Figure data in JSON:
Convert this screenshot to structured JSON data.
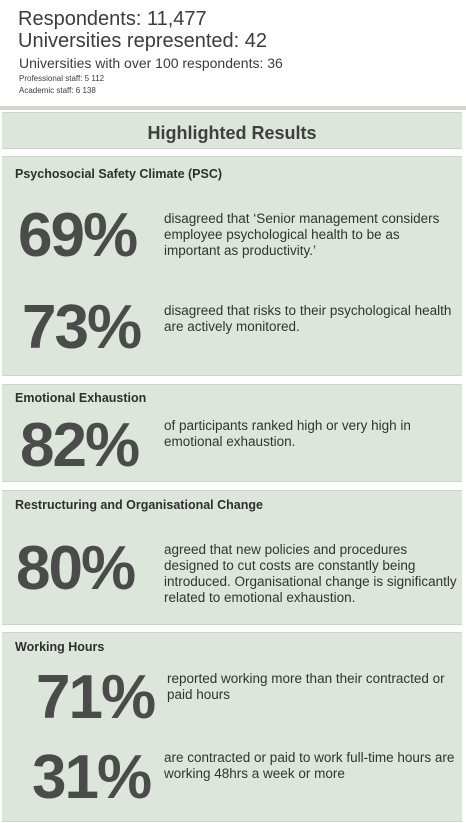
{
  "summary": {
    "respondents": "Respondents: 11,477",
    "universities": "Universities represented: 42",
    "over100": "Universities with over 100 respondents: 36",
    "professional": "Professional staff: 5 112",
    "academic": "Academic staff: 6 138"
  },
  "highlight_title": "Highlighted Results",
  "sections": {
    "psc": {
      "title": "Psychosocial Safety Climate (PSC)",
      "stats": [
        {
          "value": "69%",
          "text": "disagreed that ‘Senior management considers employee psychological health to be as important as productivity.’"
        },
        {
          "value": "73%",
          "text": "disagreed that risks to their psychological health are actively monitored."
        }
      ]
    },
    "exhaustion": {
      "title": "Emotional Exhaustion",
      "stats": [
        {
          "value": "82%",
          "text": "of participants ranked high or very high in emotional exhaustion."
        }
      ]
    },
    "restructuring": {
      "title": "Restructuring and Organisational Change",
      "stats": [
        {
          "value": "80%",
          "text": "agreed that new policies and procedures designed to cut costs are constantly being introduced. Organisational change is significantly related to emotional exhaustion."
        }
      ]
    },
    "hours": {
      "title": "Working Hours",
      "stats": [
        {
          "value": "71%",
          "text": "reported working more than their contracted or paid hours"
        },
        {
          "value": "31%",
          "text": "are contracted or paid to work full-time hours are working 48hrs a week or more"
        }
      ]
    }
  },
  "colors": {
    "panel_bg": "#dde6db",
    "percent_text": "#4b4b4b",
    "body_text": "#333333"
  }
}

## Instructions to follow
Copy every record above exactly, leaving out any pictures.

## Output of the exercise
Convert this screenshot to structured JSON data.
{
  "summary": {
    "respondents": "Respondents: 11,477",
    "universities": "Universities represented: 42",
    "over100": "Universities with over 100 respondents: 36",
    "professional": "Professional staff: 5 112",
    "academic": "Academic staff: 6 138"
  },
  "highlight_title": "Highlighted Results",
  "sections": {
    "psc": {
      "title": "Psychosocial Safety Climate (PSC)",
      "stats": [
        {
          "value": "69%",
          "text": "disagreed that ‘Senior management considers employee psychological health to be as important as productivity.’"
        },
        {
          "value": "73%",
          "text": "disagreed that risks to their psychological health are actively monitored."
        }
      ]
    },
    "exhaustion": {
      "title": "Emotional Exhaustion",
      "stats": [
        {
          "value": "82%",
          "text": "of participants ranked high or very high in emotional exhaustion."
        }
      ]
    },
    "restructuring": {
      "title": "Restructuring and Organisational Change",
      "stats": [
        {
          "value": "80%",
          "text": "agreed that new policies and procedures designed to cut costs are constantly being introduced. Organisational change is significantly related to emotional exhaustion."
        }
      ]
    },
    "hours": {
      "title": "Working Hours",
      "stats": [
        {
          "value": "71%",
          "text": "reported working more than their contracted or paid hours"
        },
        {
          "value": "31%",
          "text": "are contracted or paid to work full-time hours are working 48hrs a week or more"
        }
      ]
    }
  },
  "colors": {
    "panel_bg": "#dde6db",
    "percent_text": "#4b4b4b",
    "body_text": "#333333"
  }
}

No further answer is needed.